# Problem statement
Pick out every line that holds the string "علاقہ" and copy it.

-- Start --

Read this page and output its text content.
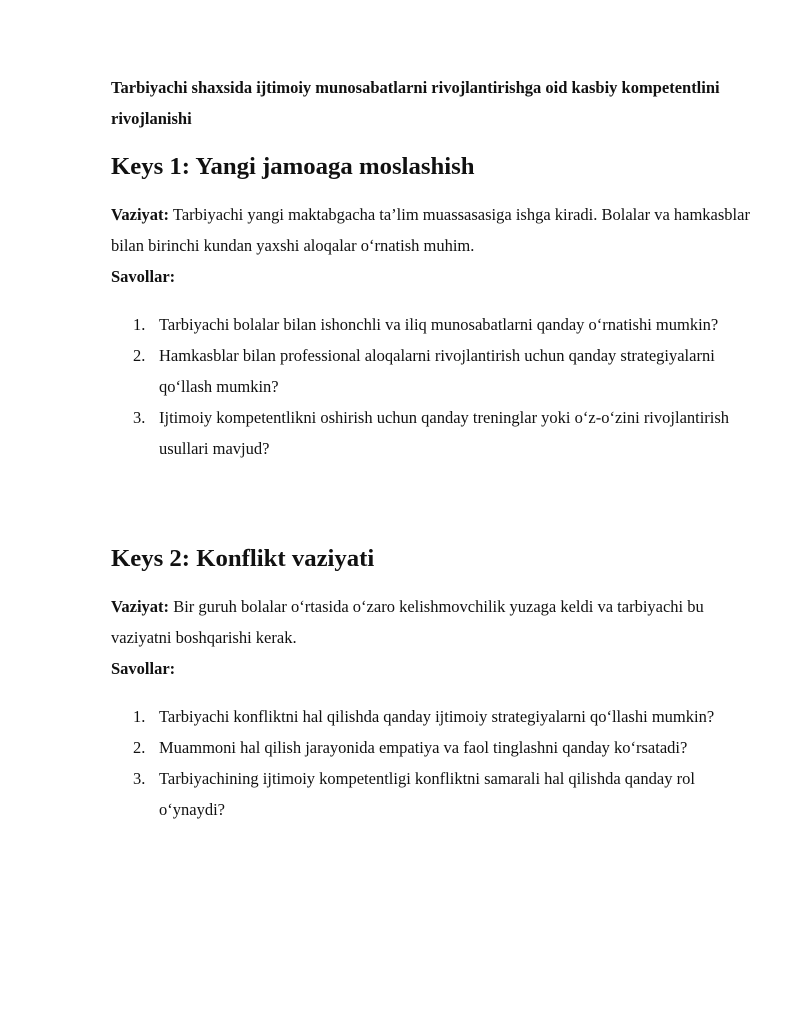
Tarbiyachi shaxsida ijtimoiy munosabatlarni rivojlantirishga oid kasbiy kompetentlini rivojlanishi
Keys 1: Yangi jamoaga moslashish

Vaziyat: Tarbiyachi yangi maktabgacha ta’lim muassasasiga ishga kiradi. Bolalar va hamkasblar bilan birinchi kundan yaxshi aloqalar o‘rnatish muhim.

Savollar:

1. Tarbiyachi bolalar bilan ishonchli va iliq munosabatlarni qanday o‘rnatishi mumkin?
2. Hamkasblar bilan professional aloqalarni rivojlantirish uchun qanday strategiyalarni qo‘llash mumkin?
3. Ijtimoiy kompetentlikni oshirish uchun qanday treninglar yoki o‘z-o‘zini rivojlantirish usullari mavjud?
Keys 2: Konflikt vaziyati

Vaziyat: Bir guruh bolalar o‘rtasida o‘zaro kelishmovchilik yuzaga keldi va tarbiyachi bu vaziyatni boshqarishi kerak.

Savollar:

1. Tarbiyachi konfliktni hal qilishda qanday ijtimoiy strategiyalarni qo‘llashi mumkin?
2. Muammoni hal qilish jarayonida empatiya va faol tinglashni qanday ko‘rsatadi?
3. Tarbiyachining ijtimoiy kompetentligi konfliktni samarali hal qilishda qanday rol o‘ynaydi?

-- End --
-- Start --

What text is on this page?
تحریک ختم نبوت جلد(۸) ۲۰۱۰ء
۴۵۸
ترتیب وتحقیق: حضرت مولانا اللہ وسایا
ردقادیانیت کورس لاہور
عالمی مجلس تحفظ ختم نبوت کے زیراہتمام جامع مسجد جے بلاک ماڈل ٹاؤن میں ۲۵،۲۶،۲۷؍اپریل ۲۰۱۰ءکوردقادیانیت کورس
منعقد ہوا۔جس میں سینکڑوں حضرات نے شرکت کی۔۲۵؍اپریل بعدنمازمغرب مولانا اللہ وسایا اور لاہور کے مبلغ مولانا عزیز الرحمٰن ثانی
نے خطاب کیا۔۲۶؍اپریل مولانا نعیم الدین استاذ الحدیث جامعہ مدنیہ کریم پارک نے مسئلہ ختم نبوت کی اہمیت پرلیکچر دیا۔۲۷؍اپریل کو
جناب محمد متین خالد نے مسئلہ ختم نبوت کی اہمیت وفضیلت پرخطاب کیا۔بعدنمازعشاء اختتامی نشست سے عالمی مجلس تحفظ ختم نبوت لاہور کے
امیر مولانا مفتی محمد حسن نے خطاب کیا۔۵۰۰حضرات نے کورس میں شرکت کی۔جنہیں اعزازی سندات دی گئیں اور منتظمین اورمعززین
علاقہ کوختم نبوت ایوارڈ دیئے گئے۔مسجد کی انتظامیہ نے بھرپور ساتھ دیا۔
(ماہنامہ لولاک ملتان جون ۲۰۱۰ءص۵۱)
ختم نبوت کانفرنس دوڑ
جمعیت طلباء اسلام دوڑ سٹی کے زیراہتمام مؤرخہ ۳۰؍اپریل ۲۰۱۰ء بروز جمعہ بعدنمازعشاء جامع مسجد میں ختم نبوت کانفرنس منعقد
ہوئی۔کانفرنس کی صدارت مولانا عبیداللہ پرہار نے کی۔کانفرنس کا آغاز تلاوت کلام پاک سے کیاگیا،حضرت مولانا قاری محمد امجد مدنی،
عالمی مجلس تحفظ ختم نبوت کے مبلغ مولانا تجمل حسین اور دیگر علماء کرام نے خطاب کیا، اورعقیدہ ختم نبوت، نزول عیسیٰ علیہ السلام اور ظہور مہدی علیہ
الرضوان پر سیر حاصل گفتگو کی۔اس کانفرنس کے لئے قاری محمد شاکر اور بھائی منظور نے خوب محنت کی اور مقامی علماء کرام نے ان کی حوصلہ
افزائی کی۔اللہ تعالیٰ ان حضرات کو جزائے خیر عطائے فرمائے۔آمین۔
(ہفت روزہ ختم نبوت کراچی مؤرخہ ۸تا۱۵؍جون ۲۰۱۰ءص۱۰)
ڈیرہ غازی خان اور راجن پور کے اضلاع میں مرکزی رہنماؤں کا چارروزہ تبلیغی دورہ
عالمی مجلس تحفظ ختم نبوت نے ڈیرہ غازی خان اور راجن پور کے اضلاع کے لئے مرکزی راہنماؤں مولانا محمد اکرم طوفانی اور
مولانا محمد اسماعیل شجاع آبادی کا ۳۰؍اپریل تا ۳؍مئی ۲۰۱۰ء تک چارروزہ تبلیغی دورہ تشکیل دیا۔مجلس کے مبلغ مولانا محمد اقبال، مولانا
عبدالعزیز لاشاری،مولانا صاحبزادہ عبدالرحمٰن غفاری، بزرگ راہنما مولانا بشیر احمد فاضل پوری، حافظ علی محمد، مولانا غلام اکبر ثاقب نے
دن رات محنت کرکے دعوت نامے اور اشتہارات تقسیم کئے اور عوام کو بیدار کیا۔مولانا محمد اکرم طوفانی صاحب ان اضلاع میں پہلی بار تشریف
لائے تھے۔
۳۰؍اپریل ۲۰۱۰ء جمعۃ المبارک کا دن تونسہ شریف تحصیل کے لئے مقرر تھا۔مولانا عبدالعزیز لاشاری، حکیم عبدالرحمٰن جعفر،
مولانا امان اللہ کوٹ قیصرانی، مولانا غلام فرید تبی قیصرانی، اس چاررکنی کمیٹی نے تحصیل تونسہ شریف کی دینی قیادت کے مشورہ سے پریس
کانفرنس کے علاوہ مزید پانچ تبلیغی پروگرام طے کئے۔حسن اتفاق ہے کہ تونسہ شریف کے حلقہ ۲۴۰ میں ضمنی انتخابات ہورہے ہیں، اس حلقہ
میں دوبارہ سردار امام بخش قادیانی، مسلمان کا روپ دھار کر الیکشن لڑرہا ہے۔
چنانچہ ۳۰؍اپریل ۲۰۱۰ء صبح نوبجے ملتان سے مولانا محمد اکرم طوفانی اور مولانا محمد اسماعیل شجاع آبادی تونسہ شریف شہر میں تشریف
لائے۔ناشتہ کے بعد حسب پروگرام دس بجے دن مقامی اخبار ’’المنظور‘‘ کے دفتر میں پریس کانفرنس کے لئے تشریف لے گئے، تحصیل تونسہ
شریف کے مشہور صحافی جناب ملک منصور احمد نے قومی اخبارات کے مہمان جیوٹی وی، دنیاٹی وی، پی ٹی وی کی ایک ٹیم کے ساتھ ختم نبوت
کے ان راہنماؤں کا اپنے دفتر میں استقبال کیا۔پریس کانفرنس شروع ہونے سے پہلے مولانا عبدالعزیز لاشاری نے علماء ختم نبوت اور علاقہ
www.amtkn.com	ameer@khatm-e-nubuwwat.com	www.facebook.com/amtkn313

-- End --

# Written response
علاقہ کوختم نبوت ایوارڈ دیئے گئے۔مسجد کی انتظامیہ نے بھرپور ساتھ دیا۔
کے ان راہنماؤں کا اپنے دفتر میں استقبال کیا۔پریس کانفرنس شروع ہونے سے پہلے مولانا عبدالعزیز لاشاری نے علماء ختم نبوت اور علاقہ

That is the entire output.